■ Text excerpt
Despite these “limitations” of second-language-acquisition research, the findings can be insightful for the uninitiated. Lightbown suggests that the research is useful for teacher education and for the evaluation of particular pedagogical methods. Some of its fundamental findings can lead language teachers to ask more knowledgeable questions about their work, to make informed judgments about the claims advanced by those advocating specific techniques or methods, and to develop a research agenda for language pedagogy.

In this paper I detail six major findings that should be of interest to all language teachers. They are meant not to provide an exhaustive account of the research in the field but rather to indicate what is known about acquiring the grammatical properties of a second language. 1 Subsequently, in part 2 of this paper (to be published in the Spring 1992 issue of the Bulletin ), I examine the issue of explicit grammar instruction.

Finding 1. Learners of a second language tend to pass through certain transitional stages or sequences in acquiring syntax.

It is now fairly well documented in the research that learners of English as a second language generally go through certain stages of development en route to native-like use of a given structure. Stages have been identified for syntactic phenomena such as negation, WH -question formation (i.e., interrogatives), and WH -embedding (i.e., questions in indirect discourse) and for morphological phenomena such as plural formation, reflexives, and present-tense inflection. These stages, evidenced in many learners regardless of their learning environment or first-language background, suggest some universal tendencies in acquiring particular syntactic constructions over time. For example, in the acquisition of negation, the following stages of development are common among ESL learners, in and out of the classroom (taken from Ellis, Understanding ):

  1. The negative particle is externally attached to a declarative nucleus (e.g., No + you going here = No you going here ).
  2. Sometime later, internal negation develops; that is, the negative particle is found within the declarative nucleus (e.g., I no can swim ). Don't may appear as an unanalyzed unit 2 functioning as just another negative particle (e.g., I don't can do this ).
  3. There is evidence of the attachment of the negative particle to some modals (e.g., I can't play this one ). These “negated modals,” however, may still be unanalyzed units.
  4. The target-language rule is reached; that is, auxiliaries are now part of the learner's linguistic system and work in conjunction with negation (e.g., He doesn't know anything ). A few mistakes are still evident (e.g., I didn't said it ).

■ Request 1
Collect every line of the entries that contains the string "heading", and note that case counts.
The text and the entries are unrelated to each other.

■ Supplied material

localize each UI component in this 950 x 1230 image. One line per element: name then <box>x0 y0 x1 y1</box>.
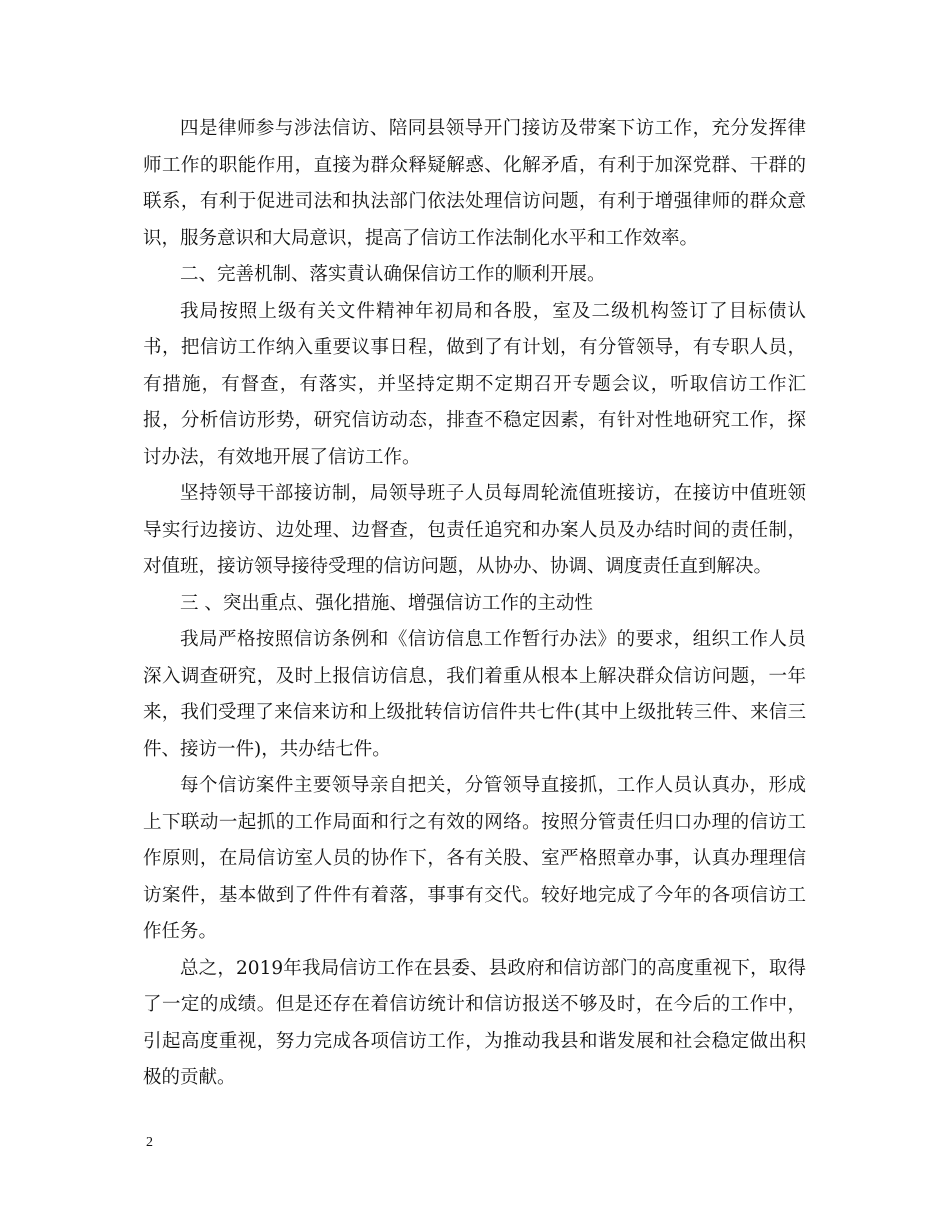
document-body <box>143 111 806 1097</box>
section-heading-two: 二、完善机制、落实責认确保信访工作的顺利开展。 <box>180 264 606 285</box>
paragraph-leader-reception: 坚持领导干部接访制，局领导班子人员每周轮流值班接访，在接访中值班领导实行边接访、边处理、边督查，包责任追究和办案人员及办结时间的责任制，对值班，接访领导接待受理的信访问题，从协办、协调、调度责任直到解决。 <box>143 483 806 577</box>
paragraph-target-responsibility: 我局按照上级有关文件精神年初局和各股，室及二级机构签订了目标债认书，把信访工作纳入重要议事日程，做到了有计划，有分管领导，有专职人员，有措施，有督查，有落实，并坚持定期不定期召开专题会议，听取信访工作汇报，分析信访形势，研究信访动态，排查不稳定因素，有针对性地研究工作，探讨办法，有效地开展了信访工作。 <box>143 300 806 468</box>
paragraph-regulations: 我局严格按照信访条例和《信访信息工作暂行办法》的要求，组织工作人员深入调查研究，及时上报信访信息，我们着重从根本上解决群众信访问题，一年来，我们受理了来信来访和上级批转信访信件共七件(其中上级批转三件、来信三件、接访一件)，共办结七件。 <box>143 629 806 760</box>
paragraph-summary: 总之，2019年我局信访工作在县委、县政府和信访部门的高度重视下，取得了一定的成绩。但是还存在着信访统计和信访报送不够及时，在今后的工作中，引起高度重视，努力完成各项信访工作，为推动我县和谐发展和社会稳定做出积极的贡献。 <box>143 957 806 1088</box>
section-heading-three: 三 、突出重点、强化措施、增强信访工作的主动性 <box>180 592 593 614</box>
paragraph-case-handling: 每个信访案件主要领导亲自把关，分管领导直接抓，工作人员认真办，形成上下联动一起抓的工作局面和行之有效的网络。按照分管责任归口办理的信访工作原则，在局信访室人员的协作下，各有关股、室严格照章办事，认真办理理信访案件，基本做到了件件有着落，事事有交代。较好地完成了今年的各项信访工作任务。 <box>143 775 806 942</box>
page-number: 2 <box>146 1135 153 1150</box>
paragraph-lawyer-participation: 四是律师参与涉法信访、陪同县领导开门接访及带案下访工作，充分发挥律师工作的职能作用，直接为群众释疑解惑、化解矛盾，有利于加深党群、干群的联系，有利于促进司法和执法部门依法处理信访问题，有利于增强律师的群众意识，服务意识和大局意识，提高了信访工作法制化水平和工作效率。 <box>143 118 806 249</box>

■ Request 2
Please say whether each statement agrees with the passage on second-language acquisition. Answer yes or no and quote the deciding words. (a) Lightbown holds that the research is useful for teacher education. (b) The paper details ten major findings. (c) In the second stage of acquiring negation, internal negation develops.

■ Exercise response 1
section-heading-two: 二、完善机制、落实責认确保信访工作的顺利开展。 <box>180 264 606 285</box>
section-heading-three: 三 、突出重点、强化措施、增强信访工作的主动性 <box>180 592 593 614</box>

■ Exercise response 2
(a) Yes: "Lightbown suggests that the research is useful for teacher education and for the evaluation of particular pedagogical methods."
(b) No: "In this paper I detail six major findings that should be of interest to all language teachers."
(c) Yes: "Sometime later, internal negation develops; that is, the negative particle is found within the declarative nucleus"